## START

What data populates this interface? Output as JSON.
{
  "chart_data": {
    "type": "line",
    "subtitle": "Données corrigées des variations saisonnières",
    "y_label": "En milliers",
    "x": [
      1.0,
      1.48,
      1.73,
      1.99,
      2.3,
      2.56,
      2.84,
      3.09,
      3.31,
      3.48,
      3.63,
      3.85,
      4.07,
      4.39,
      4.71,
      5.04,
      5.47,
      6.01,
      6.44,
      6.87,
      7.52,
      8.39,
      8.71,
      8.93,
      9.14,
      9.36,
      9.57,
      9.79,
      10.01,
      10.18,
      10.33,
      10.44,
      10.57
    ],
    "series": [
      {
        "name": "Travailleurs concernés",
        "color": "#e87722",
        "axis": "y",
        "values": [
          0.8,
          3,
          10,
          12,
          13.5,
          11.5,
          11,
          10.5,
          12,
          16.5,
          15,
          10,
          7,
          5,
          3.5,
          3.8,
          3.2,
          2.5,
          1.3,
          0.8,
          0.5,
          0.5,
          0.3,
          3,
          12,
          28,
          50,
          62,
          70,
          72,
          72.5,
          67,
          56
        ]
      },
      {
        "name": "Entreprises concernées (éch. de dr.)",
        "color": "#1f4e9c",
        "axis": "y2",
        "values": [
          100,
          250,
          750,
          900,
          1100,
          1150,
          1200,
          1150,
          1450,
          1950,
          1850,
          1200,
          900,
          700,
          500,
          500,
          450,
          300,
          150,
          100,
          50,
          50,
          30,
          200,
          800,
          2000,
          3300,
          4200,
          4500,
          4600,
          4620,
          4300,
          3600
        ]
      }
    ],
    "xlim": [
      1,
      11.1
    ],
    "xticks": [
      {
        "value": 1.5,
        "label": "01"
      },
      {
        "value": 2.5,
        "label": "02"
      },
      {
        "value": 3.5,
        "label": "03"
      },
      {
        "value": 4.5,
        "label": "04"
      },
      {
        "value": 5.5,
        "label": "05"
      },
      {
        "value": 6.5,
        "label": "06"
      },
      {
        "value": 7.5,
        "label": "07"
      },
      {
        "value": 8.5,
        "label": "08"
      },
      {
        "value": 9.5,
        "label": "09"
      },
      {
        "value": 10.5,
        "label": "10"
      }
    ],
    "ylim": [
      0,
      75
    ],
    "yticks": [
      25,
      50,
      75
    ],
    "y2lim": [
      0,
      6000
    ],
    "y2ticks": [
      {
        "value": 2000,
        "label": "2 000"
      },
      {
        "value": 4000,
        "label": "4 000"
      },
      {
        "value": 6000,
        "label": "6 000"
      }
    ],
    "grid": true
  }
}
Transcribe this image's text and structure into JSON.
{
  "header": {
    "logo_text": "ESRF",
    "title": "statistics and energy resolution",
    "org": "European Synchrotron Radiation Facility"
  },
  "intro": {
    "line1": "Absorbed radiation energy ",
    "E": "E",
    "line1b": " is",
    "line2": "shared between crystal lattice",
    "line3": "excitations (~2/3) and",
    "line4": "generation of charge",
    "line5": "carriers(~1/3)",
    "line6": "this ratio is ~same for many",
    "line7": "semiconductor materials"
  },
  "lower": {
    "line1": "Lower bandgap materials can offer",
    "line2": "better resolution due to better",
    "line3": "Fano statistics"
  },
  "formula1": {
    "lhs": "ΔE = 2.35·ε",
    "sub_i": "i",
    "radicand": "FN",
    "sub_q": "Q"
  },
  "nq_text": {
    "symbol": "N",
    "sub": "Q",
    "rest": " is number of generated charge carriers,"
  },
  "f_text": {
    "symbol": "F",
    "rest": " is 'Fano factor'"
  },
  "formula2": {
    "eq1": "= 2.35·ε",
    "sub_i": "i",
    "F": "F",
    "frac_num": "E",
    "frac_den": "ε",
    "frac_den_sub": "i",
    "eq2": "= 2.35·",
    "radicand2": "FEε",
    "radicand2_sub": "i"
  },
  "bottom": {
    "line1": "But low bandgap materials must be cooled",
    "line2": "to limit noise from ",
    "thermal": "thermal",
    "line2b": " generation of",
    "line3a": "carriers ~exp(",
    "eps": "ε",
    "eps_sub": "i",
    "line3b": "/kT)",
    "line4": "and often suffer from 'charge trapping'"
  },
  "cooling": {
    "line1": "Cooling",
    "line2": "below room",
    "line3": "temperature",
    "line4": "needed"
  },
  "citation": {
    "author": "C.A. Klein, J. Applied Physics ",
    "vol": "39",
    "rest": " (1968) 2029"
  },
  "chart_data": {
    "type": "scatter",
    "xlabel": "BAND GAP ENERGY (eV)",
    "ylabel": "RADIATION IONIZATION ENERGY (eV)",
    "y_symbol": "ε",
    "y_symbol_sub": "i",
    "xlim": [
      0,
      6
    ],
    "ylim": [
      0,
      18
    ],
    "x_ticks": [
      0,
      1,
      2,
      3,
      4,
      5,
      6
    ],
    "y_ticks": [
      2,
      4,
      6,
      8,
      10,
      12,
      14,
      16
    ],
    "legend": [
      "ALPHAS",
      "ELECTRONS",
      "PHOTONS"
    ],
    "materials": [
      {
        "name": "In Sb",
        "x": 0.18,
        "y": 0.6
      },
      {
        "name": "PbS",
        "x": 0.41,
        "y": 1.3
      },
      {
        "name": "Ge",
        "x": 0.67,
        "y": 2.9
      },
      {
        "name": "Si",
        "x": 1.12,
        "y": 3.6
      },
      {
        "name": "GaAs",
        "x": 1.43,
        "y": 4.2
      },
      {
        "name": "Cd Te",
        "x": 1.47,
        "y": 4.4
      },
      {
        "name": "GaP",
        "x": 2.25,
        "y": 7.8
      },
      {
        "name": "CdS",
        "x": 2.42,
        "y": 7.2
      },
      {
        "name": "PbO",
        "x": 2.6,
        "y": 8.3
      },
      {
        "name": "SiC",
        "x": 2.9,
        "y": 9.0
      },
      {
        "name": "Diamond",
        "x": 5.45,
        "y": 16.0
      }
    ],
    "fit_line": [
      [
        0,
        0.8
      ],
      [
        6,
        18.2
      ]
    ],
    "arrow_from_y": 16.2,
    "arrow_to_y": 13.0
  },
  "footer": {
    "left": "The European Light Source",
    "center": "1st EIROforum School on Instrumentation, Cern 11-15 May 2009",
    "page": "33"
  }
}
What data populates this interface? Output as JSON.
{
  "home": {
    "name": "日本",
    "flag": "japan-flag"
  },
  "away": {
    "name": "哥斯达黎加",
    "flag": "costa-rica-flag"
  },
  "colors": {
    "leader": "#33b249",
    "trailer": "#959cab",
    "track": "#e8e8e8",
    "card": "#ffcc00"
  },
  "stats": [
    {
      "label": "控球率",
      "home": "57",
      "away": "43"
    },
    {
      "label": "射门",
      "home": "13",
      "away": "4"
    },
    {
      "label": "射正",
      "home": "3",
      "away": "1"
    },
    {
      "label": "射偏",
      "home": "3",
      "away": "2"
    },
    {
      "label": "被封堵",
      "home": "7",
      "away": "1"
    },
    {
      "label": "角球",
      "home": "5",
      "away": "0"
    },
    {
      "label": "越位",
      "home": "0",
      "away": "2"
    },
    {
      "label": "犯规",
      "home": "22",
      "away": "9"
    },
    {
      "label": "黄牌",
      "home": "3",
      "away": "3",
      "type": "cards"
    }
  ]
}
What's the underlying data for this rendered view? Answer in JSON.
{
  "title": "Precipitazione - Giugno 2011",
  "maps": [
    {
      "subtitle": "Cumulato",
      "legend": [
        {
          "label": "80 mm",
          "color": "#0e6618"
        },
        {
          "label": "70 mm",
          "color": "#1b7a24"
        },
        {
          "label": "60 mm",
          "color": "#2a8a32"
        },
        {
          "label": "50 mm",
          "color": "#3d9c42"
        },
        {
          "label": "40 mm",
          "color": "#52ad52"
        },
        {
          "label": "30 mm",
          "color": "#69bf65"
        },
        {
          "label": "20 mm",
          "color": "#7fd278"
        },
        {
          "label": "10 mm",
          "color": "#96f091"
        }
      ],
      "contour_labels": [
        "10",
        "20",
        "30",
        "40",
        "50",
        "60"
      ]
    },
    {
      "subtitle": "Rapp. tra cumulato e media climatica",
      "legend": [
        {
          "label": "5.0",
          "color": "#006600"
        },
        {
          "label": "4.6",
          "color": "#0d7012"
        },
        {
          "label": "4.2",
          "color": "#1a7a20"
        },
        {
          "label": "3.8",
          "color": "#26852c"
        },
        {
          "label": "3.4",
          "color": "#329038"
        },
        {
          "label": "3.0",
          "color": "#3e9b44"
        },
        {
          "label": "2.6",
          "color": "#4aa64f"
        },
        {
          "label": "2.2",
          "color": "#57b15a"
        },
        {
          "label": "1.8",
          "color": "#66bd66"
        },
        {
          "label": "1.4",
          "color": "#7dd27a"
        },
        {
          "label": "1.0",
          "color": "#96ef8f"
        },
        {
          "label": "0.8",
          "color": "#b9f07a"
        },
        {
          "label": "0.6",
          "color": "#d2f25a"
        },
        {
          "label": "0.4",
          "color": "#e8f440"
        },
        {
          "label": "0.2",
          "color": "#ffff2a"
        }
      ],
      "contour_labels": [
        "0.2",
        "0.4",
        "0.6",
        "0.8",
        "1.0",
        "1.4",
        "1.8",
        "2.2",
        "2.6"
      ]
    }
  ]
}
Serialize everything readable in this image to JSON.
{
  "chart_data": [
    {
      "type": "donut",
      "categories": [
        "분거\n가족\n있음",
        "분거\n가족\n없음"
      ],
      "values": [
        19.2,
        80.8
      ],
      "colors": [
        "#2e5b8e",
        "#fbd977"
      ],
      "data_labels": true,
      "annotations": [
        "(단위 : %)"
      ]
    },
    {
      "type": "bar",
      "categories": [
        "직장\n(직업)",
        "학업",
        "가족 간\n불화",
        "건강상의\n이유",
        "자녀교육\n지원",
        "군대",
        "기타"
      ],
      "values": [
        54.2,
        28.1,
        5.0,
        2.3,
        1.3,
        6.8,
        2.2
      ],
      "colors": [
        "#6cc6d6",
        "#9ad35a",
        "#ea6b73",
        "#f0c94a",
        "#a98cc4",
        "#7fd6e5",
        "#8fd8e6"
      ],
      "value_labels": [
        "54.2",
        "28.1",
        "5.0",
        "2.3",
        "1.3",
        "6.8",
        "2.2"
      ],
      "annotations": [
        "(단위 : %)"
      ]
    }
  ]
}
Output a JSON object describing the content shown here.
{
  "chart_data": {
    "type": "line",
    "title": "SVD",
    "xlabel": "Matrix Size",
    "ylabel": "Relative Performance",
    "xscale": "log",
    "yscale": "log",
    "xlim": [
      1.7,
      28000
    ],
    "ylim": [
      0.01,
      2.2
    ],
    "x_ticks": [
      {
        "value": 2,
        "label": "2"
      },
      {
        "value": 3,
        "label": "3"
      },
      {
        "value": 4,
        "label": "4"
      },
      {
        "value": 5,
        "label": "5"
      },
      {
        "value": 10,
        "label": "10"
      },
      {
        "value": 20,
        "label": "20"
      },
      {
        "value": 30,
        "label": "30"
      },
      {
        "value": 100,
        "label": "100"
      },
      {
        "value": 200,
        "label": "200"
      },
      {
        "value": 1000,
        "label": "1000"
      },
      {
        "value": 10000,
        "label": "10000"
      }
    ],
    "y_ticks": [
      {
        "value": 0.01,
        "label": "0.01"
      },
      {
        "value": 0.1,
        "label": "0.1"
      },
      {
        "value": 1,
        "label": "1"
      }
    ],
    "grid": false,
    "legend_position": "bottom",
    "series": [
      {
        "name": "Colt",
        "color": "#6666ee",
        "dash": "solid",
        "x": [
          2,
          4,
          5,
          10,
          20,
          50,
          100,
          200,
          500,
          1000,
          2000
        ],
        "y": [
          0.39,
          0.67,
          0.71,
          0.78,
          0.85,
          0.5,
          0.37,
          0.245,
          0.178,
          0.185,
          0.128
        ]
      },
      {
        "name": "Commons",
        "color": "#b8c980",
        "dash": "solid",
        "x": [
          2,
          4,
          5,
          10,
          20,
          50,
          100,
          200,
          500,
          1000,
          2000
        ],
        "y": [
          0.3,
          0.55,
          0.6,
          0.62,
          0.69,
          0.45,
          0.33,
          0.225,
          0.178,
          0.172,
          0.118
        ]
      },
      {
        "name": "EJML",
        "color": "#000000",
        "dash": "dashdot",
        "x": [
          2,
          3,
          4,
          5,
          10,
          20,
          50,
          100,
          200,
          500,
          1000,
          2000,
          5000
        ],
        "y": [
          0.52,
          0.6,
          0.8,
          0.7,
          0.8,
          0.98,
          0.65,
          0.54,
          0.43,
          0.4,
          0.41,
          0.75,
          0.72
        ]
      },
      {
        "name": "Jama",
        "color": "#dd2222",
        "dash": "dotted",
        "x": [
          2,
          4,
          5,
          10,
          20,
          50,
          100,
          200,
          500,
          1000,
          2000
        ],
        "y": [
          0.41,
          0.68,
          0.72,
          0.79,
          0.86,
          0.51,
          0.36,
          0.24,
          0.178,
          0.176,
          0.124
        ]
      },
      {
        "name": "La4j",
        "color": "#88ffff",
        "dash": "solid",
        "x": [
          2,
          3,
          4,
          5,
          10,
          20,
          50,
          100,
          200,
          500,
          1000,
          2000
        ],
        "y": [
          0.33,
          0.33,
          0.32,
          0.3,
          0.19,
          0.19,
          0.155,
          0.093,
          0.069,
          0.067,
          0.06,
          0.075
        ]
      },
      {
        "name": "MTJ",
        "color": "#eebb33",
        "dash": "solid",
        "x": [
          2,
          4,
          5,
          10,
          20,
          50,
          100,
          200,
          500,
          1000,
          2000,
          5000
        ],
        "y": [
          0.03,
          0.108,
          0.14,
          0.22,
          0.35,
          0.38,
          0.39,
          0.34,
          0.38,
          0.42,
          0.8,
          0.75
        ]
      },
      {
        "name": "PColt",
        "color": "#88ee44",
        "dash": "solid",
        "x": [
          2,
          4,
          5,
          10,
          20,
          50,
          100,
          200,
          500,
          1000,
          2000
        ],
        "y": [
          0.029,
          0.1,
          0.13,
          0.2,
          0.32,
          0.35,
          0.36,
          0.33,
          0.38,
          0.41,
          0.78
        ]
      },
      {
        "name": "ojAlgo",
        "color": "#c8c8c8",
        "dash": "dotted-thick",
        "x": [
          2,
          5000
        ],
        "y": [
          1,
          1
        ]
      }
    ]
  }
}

## END

- Task: Pull out all lines from the listing that contain the string "resolution".

- Response below:
    "title": "statistics and energy resolution",
    "line2": "better resolution due to better",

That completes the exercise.